··· Source records ···

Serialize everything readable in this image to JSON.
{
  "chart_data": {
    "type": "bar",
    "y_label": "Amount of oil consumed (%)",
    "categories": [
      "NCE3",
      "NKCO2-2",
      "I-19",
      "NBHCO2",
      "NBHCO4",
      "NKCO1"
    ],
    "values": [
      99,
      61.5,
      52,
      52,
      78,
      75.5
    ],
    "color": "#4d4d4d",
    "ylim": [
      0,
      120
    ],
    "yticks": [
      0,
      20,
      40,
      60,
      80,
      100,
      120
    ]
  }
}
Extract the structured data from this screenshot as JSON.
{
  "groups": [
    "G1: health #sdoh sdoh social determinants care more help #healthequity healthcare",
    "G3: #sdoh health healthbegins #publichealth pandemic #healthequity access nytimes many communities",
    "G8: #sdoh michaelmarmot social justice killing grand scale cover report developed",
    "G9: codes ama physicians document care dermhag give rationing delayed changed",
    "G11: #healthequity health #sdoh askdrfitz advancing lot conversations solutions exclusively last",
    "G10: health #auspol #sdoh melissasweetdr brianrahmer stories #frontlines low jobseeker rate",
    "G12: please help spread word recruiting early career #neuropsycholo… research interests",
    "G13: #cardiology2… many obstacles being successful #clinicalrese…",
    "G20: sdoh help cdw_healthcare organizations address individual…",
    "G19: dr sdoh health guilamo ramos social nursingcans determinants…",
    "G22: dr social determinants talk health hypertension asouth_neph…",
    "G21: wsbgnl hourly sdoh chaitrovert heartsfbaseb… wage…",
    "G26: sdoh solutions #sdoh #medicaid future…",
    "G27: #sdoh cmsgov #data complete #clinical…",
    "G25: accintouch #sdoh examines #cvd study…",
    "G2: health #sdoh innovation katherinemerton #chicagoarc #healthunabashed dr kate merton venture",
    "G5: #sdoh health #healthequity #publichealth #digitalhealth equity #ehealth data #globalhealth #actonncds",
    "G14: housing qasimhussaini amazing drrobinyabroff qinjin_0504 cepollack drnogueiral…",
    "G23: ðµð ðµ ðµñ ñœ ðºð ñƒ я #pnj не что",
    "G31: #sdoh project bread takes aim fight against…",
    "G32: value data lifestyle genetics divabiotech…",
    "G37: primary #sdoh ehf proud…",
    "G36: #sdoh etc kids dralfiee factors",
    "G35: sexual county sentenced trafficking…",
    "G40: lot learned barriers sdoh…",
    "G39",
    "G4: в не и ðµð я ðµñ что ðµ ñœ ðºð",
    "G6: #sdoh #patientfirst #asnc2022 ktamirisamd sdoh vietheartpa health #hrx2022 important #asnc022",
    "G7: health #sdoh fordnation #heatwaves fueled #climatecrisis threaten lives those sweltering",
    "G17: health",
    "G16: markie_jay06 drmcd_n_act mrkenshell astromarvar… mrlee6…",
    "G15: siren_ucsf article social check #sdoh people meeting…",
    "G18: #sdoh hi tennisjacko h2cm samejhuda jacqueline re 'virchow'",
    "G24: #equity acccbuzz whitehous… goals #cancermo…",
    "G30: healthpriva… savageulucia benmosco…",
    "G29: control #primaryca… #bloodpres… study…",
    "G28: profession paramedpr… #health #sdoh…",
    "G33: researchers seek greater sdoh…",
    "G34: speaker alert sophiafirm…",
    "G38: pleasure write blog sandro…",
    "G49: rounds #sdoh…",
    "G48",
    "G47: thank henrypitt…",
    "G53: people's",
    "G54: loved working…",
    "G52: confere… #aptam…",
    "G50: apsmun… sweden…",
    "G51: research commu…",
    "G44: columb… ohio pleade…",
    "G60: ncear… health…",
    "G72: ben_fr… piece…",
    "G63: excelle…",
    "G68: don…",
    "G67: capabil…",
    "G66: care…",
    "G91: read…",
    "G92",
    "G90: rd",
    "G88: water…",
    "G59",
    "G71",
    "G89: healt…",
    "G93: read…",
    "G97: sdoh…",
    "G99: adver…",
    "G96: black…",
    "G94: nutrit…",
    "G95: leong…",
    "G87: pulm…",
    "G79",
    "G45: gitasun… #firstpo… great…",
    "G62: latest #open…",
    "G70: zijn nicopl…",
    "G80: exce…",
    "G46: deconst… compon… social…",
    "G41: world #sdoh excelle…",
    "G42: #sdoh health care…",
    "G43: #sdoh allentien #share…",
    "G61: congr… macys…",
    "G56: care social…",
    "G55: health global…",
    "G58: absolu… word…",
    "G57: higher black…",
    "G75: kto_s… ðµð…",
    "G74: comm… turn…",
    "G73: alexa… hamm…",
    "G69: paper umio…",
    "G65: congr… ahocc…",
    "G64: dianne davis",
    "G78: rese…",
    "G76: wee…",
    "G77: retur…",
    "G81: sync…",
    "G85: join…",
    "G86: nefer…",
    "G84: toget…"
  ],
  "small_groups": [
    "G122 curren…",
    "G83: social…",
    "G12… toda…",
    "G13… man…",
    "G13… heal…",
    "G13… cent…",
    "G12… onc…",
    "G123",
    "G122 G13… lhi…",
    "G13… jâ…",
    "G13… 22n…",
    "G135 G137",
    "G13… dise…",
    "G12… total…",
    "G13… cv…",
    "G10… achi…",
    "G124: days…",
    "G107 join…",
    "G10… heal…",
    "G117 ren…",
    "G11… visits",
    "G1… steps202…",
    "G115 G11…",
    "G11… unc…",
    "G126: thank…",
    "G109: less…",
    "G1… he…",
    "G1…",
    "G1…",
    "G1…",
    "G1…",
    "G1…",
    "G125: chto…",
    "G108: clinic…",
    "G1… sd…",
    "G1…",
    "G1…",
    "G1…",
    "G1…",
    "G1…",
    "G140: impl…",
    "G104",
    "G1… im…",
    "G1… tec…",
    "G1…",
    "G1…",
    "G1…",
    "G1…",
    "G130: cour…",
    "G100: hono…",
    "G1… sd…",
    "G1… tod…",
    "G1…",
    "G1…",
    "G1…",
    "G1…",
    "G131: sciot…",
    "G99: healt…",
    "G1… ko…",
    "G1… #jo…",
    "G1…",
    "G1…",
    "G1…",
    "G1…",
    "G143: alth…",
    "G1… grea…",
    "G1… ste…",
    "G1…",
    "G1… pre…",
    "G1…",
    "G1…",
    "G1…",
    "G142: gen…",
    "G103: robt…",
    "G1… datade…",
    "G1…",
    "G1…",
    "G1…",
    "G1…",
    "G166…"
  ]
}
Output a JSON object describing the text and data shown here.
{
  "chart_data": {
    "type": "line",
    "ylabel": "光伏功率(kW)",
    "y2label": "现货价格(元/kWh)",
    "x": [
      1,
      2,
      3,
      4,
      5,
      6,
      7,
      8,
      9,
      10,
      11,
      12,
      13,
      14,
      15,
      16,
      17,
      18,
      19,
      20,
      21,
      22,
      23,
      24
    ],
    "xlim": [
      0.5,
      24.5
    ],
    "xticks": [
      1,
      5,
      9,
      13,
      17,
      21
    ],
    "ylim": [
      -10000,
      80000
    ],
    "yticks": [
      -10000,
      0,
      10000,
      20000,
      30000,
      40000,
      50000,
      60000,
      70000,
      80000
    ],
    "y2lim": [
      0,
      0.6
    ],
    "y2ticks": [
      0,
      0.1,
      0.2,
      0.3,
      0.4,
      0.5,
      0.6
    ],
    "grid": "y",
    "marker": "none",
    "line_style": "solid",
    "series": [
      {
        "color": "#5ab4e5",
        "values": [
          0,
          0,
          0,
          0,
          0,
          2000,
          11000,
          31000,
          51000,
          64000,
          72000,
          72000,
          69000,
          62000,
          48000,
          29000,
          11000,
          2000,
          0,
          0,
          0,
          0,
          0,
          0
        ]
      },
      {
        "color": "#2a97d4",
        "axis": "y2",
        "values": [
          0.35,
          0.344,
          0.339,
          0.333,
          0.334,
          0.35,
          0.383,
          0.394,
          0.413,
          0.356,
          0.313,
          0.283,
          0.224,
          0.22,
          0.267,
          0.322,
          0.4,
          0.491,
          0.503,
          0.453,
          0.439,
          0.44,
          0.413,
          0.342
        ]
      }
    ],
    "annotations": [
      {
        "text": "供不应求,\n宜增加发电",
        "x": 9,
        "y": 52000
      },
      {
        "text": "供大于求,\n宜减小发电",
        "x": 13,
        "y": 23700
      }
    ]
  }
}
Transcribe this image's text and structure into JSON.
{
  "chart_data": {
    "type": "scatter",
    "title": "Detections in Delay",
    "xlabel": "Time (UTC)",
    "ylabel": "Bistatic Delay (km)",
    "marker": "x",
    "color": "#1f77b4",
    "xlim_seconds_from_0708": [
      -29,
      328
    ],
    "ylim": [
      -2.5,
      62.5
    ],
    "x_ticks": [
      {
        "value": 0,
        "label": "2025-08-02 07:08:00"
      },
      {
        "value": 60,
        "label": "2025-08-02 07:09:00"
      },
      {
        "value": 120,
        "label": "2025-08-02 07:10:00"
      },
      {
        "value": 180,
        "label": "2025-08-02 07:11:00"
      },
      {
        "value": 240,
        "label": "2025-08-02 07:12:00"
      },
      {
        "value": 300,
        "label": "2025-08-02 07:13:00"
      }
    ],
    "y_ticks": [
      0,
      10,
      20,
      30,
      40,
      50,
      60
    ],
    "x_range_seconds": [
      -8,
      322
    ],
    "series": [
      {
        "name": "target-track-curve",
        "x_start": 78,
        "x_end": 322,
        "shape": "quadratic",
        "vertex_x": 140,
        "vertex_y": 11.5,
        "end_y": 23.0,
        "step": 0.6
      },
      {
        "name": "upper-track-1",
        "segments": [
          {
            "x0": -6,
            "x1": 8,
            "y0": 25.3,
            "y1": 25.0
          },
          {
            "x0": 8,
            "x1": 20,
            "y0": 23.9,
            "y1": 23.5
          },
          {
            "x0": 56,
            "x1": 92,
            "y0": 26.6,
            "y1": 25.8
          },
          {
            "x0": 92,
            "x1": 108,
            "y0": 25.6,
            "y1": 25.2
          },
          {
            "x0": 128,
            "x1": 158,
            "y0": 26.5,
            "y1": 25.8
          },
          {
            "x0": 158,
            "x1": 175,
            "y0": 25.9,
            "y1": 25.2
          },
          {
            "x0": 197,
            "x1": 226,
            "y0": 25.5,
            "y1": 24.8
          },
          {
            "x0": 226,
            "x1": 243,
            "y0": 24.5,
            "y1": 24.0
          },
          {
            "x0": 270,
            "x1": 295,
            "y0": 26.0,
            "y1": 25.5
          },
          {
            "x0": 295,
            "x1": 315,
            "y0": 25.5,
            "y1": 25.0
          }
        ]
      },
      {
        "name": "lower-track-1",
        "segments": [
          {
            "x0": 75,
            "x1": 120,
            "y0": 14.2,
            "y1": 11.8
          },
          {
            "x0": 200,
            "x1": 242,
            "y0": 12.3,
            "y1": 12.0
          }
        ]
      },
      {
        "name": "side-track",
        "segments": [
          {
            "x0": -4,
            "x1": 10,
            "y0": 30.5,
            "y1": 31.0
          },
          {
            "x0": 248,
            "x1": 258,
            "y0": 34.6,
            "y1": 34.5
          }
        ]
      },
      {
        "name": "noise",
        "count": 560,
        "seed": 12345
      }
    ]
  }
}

···

▶ _Brief_:
From the data above, count the lines where "people" occurs and give that figure and nothing else.

▶ _Solution below_:
2